--- The records ---

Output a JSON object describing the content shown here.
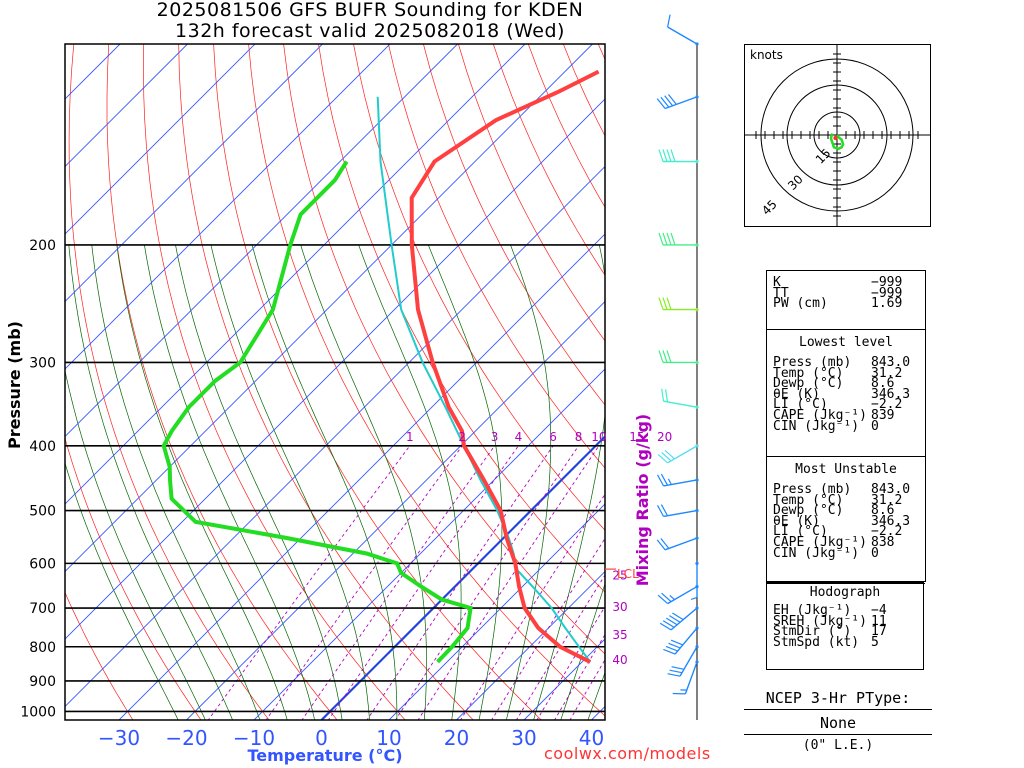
{
  "header": {
    "line1": "2025081506 GFS BUFR Sounding for KDEN",
    "line2": "132h forecast valid 2025082018 (Wed)"
  },
  "chart_data": {
    "type": "line",
    "title": "2025081506 GFS BUFR Sounding for KDEN",
    "subtitle": "132h forecast valid 2025082018 (Wed)",
    "xlabel": "Temperature (°C)",
    "ylabel": "Pressure (mb)",
    "xlim": [
      -38,
      42
    ],
    "ylim": [
      1030,
      100
    ],
    "y_scale": "log",
    "skew": "temperature isotherms skewed 45°",
    "x_ticks": [
      -30,
      -20,
      -10,
      0,
      10,
      20,
      30,
      40
    ],
    "y_ticks": [
      1000,
      900,
      800,
      700,
      600,
      500,
      400,
      300,
      200
    ],
    "mixing_ratio_label": "Mixing Ratio (g/kg)",
    "mixing_ratios": [
      1,
      2,
      3,
      4,
      6,
      8,
      10,
      15,
      20,
      25,
      30,
      35,
      40
    ],
    "lcl_label": "LCL",
    "lcl_pressure": 612,
    "series": [
      {
        "name": "Temperature",
        "color": "#ff4040",
        "p": [
          843,
          800,
          750,
          700,
          650,
          600,
          550,
          500,
          450,
          400,
          380,
          350,
          300,
          250,
          200,
          170,
          150,
          130,
          118,
          110
        ],
        "t": [
          31.2,
          24.5,
          18.5,
          13.5,
          9.5,
          5.5,
          0.5,
          -4.5,
          -11.5,
          -19.5,
          -22,
          -27.5,
          -36.5,
          -46.5,
          -57,
          -64,
          -66,
          -63,
          -58,
          -55
        ]
      },
      {
        "name": "Dewpoint",
        "color": "#22dd22",
        "p": [
          843,
          800,
          750,
          700,
          680,
          650,
          620,
          600,
          580,
          550,
          520,
          480,
          450,
          430,
          400,
          380,
          350,
          320,
          300,
          250,
          200,
          180,
          170,
          160,
          150
        ],
        "t": [
          8.6,
          8.5,
          8.0,
          5.5,
          0,
          -5,
          -10,
          -12,
          -18,
          -32,
          -48,
          -55,
          -58,
          -60,
          -64,
          -65,
          -66,
          -66,
          -65,
          -68,
          -75,
          -78,
          -78,
          -78,
          -79
        ]
      },
      {
        "name": "Parcel",
        "color": "#22cccc",
        "p": [
          843,
          800,
          750,
          700,
          650,
          612,
          580,
          550,
          500,
          450,
          400,
          350,
          300,
          250,
          200,
          150,
          120
        ],
        "t": [
          31.2,
          27.3,
          22.5,
          17.5,
          11.5,
          6.5,
          3.8,
          0.8,
          -5,
          -12,
          -19.5,
          -28,
          -38,
          -49,
          -60,
          -74,
          -84
        ]
      }
    ]
  },
  "hodograph": {
    "units": "knots",
    "rings": [
      "15",
      "30",
      "45"
    ],
    "points": [
      [
        0,
        0
      ],
      [
        1,
        1.5
      ],
      [
        3,
        3
      ],
      [
        4,
        6
      ],
      [
        3,
        8
      ],
      [
        1,
        9
      ],
      [
        -2,
        8
      ],
      [
        -3,
        5
      ],
      [
        -4,
        2
      ],
      [
        -3,
        -1
      ]
    ]
  },
  "winds": {
    "pressures": [
      843,
      800,
      750,
      700,
      650,
      600,
      550,
      500,
      450,
      400,
      350,
      300,
      250,
      200,
      150,
      120,
      100
    ],
    "speeds_kt": [
      15,
      30,
      40,
      50,
      25,
      5,
      20,
      20,
      25,
      30,
      20,
      30,
      30,
      40,
      40,
      40,
      10
    ],
    "dirs_deg": [
      200,
      210,
      220,
      230,
      240,
      180,
      250,
      260,
      260,
      240,
      280,
      270,
      270,
      270,
      270,
      250,
      300
    ],
    "colors": [
      "#1e88ff",
      "#1e88ff",
      "#1e88ff",
      "#1e88ff",
      "#1e88ff",
      "#1e88ff",
      "#1e88ff",
      "#1e88ff",
      "#1e88ff",
      "#55ddee",
      "#44eecc",
      "#44ee88",
      "#88ee22",
      "#44ee88",
      "#44eecc",
      "#1e88ff",
      "#1e88ff"
    ]
  },
  "indices": {
    "k": {
      "label": "K",
      "value": "−999"
    },
    "tt": {
      "label": "TT",
      "value": "−999"
    },
    "pw": {
      "label": "PW (cm)",
      "value": "1.69"
    }
  },
  "lowest": {
    "title": "Lowest level",
    "rows": [
      {
        "label": "Press (mb)",
        "value": "843.0"
      },
      {
        "label": "Temp (°C)",
        "value": "31.2"
      },
      {
        "label": "Dewp (°C)",
        "value": "8.6"
      },
      {
        "label": "θE (K)",
        "value": "346.3"
      },
      {
        "label": "LI (°C)",
        "value": "−2.2"
      },
      {
        "label": "CAPE (Jkg⁻¹)",
        "value": "839"
      },
      {
        "label": "CIN (Jkg⁻¹)",
        "value": "0"
      }
    ]
  },
  "unstable": {
    "title": "Most Unstable",
    "rows": [
      {
        "label": "Press (mb)",
        "value": "843.0"
      },
      {
        "label": "Temp (°C)",
        "value": "31.2"
      },
      {
        "label": "Dewp (°C)",
        "value": "8.6"
      },
      {
        "label": "θE (K)",
        "value": "346.3"
      },
      {
        "label": "LI (°C)",
        "value": "−2.2"
      },
      {
        "label": "CAPE (Jkg⁻¹)",
        "value": "838"
      },
      {
        "label": "CIN (Jkg⁻¹)",
        "value": "0"
      }
    ]
  },
  "hodo_params": {
    "title": "Hodograph",
    "rows": [
      {
        "label": "EH (Jkg⁻¹)",
        "value": "−4"
      },
      {
        "label": "SREH (Jkg⁻¹)",
        "value": "11"
      },
      {
        "label": "StmDir (°)",
        "value": "17"
      },
      {
        "label": "StmSpd (kt)",
        "value": "5"
      }
    ]
  },
  "ptype": {
    "title": "NCEP 3-Hr PType:",
    "value": "None",
    "note": "(0\" L.E.)"
  },
  "footer": {
    "credit": "coolwx.com/models"
  }
}
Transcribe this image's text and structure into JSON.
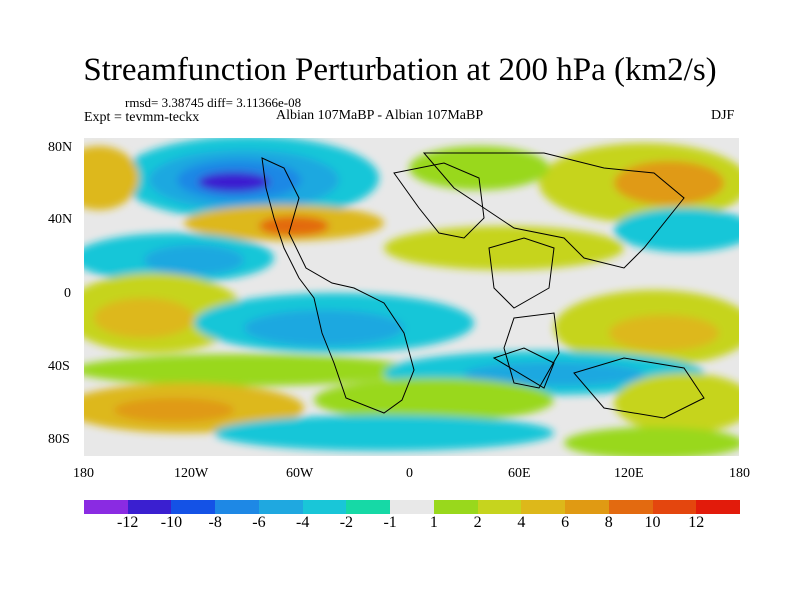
{
  "title": "Streamfunction Perturbation at 200 hPa (km2/s)",
  "stats": "rmsd= 3.38745 diff= 3.11366e-08",
  "expt": "Expt = tevmm-teckx",
  "comparison": "Albian   107MaBP - Albian   107MaBP",
  "season": "DJF",
  "axes": {
    "x_ticks": [
      "180",
      "120W",
      "60W",
      "0",
      "60E",
      "120E",
      "180"
    ],
    "y_ticks": [
      "80N",
      "40N",
      "0",
      "40S",
      "80S"
    ]
  },
  "colorbar": {
    "labels": [
      "-12",
      "-10",
      "-8",
      "-6",
      "-4",
      "-2",
      "-1",
      "1",
      "2",
      "4",
      "6",
      "8",
      "10",
      "12"
    ],
    "colors": [
      "#8a2be2",
      "#3a1fd0",
      "#1452e6",
      "#1e88e5",
      "#1fa8e0",
      "#19c6d8",
      "#16d9a6",
      "#e8e8e8",
      "#99d81c",
      "#c6d41e",
      "#ddb81a",
      "#e09a13",
      "#e36a10",
      "#e4460e",
      "#e21b0b"
    ]
  },
  "map_data": {
    "type": "filled-contour",
    "projection": "cylindrical-equidistant",
    "lon_range": [
      -180,
      180
    ],
    "lat_range": [
      -90,
      90
    ],
    "units": "km2/s"
  }
}
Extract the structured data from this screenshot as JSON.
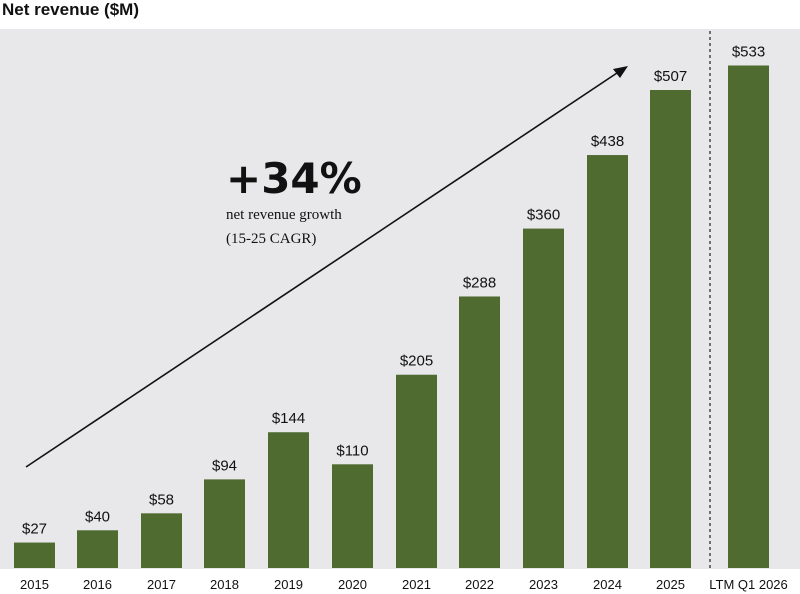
{
  "chart_data": {
    "type": "bar",
    "title": "Net revenue ($M)",
    "xlabel": "",
    "ylabel": "",
    "ylim": [
      0,
      560
    ],
    "grid": false,
    "categories": [
      "2015",
      "2016",
      "2017",
      "2018",
      "2019",
      "2020",
      "2021",
      "2022",
      "2023",
      "2024",
      "2025",
      "LTM Q1 2026"
    ],
    "values": [
      27,
      40,
      58,
      94,
      144,
      110,
      205,
      288,
      360,
      438,
      507,
      533
    ],
    "data_labels": [
      "$27",
      "$40",
      "$58",
      "$94",
      "$144",
      "$110",
      "$205",
      "$288",
      "$360",
      "$438",
      "$507",
      "$533"
    ],
    "annotation": {
      "headline": "+34%",
      "line1": "net revenue growth",
      "line2": "(15-25 CAGR)"
    },
    "colors": {
      "bar": "#4f6b30",
      "plot_background": "#e8e8ea",
      "text": "#111111"
    }
  }
}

---

Determine how many lines above contain "forecast" as a word or string. Give the number alone.

2